> Data shown
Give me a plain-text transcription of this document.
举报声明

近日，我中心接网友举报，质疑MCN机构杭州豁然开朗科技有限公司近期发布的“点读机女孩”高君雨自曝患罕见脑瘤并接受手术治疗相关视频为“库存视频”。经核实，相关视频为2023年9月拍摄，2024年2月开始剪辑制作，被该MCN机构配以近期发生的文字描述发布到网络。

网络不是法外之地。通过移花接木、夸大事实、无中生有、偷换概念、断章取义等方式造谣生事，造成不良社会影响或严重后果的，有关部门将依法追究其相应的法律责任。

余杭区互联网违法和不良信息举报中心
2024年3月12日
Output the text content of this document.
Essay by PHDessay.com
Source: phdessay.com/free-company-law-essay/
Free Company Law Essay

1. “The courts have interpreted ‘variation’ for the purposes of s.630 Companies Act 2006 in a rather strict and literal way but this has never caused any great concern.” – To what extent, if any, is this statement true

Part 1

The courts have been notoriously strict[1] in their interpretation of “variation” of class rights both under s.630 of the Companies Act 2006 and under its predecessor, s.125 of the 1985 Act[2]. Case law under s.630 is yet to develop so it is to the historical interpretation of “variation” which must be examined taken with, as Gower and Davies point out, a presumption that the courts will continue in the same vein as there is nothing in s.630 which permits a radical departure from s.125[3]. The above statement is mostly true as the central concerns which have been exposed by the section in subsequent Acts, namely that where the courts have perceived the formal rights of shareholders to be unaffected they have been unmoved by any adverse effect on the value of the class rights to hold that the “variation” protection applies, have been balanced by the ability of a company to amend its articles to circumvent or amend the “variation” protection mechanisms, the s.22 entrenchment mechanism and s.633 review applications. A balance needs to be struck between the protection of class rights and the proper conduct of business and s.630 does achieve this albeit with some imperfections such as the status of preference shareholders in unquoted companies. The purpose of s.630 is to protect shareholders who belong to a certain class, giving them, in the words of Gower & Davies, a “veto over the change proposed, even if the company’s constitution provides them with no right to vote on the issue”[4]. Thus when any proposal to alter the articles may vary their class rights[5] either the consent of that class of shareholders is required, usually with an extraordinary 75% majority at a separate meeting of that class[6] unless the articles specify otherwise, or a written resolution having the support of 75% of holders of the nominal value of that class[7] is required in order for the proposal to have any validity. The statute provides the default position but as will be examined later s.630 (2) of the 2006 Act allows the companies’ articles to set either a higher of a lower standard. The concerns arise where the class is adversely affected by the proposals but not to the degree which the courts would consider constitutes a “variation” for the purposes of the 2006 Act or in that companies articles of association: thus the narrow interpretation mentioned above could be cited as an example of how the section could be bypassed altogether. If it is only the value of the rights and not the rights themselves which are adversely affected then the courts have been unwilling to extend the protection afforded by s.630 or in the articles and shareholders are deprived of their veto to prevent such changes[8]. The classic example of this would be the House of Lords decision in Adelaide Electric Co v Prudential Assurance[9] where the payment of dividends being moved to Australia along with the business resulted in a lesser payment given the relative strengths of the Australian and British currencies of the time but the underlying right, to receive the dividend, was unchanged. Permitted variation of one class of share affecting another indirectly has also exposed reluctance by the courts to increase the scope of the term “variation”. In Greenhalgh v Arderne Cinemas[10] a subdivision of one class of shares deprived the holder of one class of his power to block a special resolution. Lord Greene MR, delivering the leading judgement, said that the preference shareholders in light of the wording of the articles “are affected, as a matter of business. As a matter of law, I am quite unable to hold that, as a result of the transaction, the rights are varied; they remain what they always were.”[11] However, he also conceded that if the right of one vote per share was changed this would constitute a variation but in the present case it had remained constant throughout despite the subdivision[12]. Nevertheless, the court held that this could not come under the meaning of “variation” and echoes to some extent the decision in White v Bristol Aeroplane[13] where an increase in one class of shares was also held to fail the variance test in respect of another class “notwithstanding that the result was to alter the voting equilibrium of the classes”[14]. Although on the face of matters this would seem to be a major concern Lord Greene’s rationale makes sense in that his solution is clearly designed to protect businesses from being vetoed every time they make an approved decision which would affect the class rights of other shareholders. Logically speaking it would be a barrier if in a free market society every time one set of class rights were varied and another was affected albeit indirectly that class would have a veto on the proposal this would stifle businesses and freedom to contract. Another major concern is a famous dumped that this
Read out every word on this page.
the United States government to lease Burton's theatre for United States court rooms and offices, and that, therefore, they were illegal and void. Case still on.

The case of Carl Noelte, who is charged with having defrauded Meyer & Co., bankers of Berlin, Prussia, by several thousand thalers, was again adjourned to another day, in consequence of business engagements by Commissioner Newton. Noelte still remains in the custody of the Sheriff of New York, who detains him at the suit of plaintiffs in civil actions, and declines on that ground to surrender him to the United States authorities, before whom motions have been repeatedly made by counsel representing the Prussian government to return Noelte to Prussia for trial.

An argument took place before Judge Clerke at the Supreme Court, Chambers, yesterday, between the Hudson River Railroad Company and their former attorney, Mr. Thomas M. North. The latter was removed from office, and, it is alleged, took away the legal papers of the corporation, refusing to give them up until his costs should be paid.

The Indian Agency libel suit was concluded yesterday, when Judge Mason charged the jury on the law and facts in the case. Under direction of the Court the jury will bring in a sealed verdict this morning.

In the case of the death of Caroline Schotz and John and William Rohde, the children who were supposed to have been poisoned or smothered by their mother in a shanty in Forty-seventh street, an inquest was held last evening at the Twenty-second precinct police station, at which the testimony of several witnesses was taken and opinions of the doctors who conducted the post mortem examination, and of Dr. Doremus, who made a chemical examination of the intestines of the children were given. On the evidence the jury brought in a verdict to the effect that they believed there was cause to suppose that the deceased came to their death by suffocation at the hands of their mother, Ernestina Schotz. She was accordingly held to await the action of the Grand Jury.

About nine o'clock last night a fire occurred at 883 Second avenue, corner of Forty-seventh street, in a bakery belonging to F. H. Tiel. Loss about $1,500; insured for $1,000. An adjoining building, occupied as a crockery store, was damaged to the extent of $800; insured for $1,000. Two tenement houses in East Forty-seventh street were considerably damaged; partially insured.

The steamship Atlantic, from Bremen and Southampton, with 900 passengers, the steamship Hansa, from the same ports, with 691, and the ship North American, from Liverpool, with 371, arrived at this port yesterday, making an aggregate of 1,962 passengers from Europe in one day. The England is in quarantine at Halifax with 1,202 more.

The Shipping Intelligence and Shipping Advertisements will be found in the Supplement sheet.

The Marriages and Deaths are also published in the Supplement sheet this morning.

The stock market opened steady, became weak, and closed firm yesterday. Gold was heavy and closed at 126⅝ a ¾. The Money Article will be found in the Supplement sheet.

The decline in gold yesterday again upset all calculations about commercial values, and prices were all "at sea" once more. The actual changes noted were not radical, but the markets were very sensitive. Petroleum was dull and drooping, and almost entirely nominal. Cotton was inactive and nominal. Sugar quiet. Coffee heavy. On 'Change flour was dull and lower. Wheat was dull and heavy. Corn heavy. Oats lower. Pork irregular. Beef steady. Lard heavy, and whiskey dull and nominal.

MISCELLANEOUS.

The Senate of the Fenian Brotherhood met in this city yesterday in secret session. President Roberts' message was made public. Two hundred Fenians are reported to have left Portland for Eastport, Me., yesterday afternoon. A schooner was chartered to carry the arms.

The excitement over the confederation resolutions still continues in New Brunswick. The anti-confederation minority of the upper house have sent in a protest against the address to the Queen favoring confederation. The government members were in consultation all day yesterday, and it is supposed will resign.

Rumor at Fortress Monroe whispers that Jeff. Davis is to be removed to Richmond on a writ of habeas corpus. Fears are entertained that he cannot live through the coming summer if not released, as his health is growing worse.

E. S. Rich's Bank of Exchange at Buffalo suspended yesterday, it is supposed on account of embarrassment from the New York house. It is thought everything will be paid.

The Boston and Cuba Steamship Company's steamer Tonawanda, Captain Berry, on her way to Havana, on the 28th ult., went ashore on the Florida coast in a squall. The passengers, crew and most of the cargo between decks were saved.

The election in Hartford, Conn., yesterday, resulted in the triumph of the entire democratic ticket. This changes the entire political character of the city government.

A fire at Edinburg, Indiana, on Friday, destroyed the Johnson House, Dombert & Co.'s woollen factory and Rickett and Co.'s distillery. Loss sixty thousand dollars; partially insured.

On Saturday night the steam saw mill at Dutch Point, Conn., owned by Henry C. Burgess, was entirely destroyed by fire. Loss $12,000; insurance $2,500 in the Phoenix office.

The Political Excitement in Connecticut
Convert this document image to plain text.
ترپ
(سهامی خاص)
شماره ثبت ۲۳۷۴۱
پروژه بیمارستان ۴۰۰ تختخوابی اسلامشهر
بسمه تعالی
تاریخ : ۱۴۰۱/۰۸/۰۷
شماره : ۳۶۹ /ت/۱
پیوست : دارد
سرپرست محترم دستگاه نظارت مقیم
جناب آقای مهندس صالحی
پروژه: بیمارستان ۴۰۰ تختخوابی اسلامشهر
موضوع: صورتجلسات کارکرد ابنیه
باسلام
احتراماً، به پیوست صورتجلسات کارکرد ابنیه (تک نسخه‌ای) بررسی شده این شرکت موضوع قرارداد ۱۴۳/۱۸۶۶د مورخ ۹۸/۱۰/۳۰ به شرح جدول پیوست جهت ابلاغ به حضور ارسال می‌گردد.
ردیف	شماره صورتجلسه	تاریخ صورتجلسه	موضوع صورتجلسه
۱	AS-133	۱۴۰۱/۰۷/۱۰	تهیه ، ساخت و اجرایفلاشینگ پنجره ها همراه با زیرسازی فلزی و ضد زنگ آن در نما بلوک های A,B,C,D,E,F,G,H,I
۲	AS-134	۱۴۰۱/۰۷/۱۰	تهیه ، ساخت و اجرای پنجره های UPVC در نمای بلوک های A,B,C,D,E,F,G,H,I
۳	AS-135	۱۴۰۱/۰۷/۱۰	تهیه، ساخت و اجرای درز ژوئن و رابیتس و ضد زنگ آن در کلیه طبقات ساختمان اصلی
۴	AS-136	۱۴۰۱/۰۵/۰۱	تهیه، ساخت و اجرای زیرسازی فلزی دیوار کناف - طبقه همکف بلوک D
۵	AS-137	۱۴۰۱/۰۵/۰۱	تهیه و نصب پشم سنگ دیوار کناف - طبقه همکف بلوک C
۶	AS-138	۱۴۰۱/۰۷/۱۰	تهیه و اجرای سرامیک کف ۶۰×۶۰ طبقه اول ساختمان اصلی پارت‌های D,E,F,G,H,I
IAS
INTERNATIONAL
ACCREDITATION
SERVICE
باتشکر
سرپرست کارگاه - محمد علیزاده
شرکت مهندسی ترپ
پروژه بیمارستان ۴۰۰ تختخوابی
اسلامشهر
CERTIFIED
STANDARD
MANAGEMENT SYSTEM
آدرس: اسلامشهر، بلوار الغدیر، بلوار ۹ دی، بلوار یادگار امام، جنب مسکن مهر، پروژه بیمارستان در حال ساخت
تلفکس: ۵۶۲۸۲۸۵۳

> Objective
Locate "Convert this document image to plain text." in the data above. Then repeat, exactly, its line and each line after it through the last, adding nothing.

> Completed task
Convert this document image to plain text.
ترپ
(سهامی خاص)
شماره ثبت ۲۳۷۴۱
پروژه بیمارستان ۴۰۰ تختخوابی اسلامشهر
بسمه تعالی
تاریخ : ۱۴۰۱/۰۸/۰۷
شماره : ۳۶۹ /ت/۱
پیوست : دارد
سرپرست محترم دستگاه نظارت مقیم
جناب آقای مهندس صالحی
پروژه: بیمارستان ۴۰۰ تختخوابی اسلامشهر
موضوع: صورتجلسات کارکرد ابنیه
باسلام
احتراماً، به پیوست صورتجلسات کارکرد ابنیه (تک نسخه‌ای) بررسی شده این شرکت موضوع قرارداد ۱۴۳/۱۸۶۶د مورخ ۹۸/۱۰/۳۰ به شرح جدول پیوست جهت ابلاغ به حضور ارسال می‌گردد.
ردیف	شماره صورتجلسه	تاریخ صورتجلسه	موضوع صورتجلسه
۱	AS-133	۱۴۰۱/۰۷/۱۰	تهیه ، ساخت و اجرایفلاشینگ پنجره ها همراه با زیرسازی فلزی و ضد زنگ آن در نما بلوک های A,B,C,D,E,F,G,H,I
۲	AS-134	۱۴۰۱/۰۷/۱۰	تهیه ، ساخت و اجرای پنجره های UPVC در نمای بلوک های A,B,C,D,E,F,G,H,I
۳	AS-135	۱۴۰۱/۰۷/۱۰	تهیه، ساخت و اجرای درز ژوئن و رابیتس و ضد زنگ آن در کلیه طبقات ساختمان اصلی
۴	AS-136	۱۴۰۱/۰۵/۰۱	تهیه، ساخت و اجرای زیرسازی فلزی دیوار کناف - طبقه همکف بلوک D
۵	AS-137	۱۴۰۱/۰۵/۰۱	تهیه و نصب پشم سنگ دیوار کناف - طبقه همکف بلوک C
۶	AS-138	۱۴۰۱/۰۷/۱۰	تهیه و اجرای سرامیک کف ۶۰×۶۰ طبقه اول ساختمان اصلی پارت‌های D,E,F,G,H,I
IAS
INTERNATIONAL
ACCREDITATION
SERVICE
باتشکر
سرپرست کارگاه - محمد علیزاده
شرکت مهندسی ترپ
پروژه بیمارستان ۴۰۰ تختخوابی
اسلامشهر
CERTIFIED
STANDARD
MANAGEMENT SYSTEM
آدرس: اسلامشهر، بلوار الغدیر، بلوار ۹ دی، بلوار یادگار امام، جنب مسکن مهر، پروژه بیمارستان در حال ساخت
تلفکس: ۵۶۲۸۲۸۵۳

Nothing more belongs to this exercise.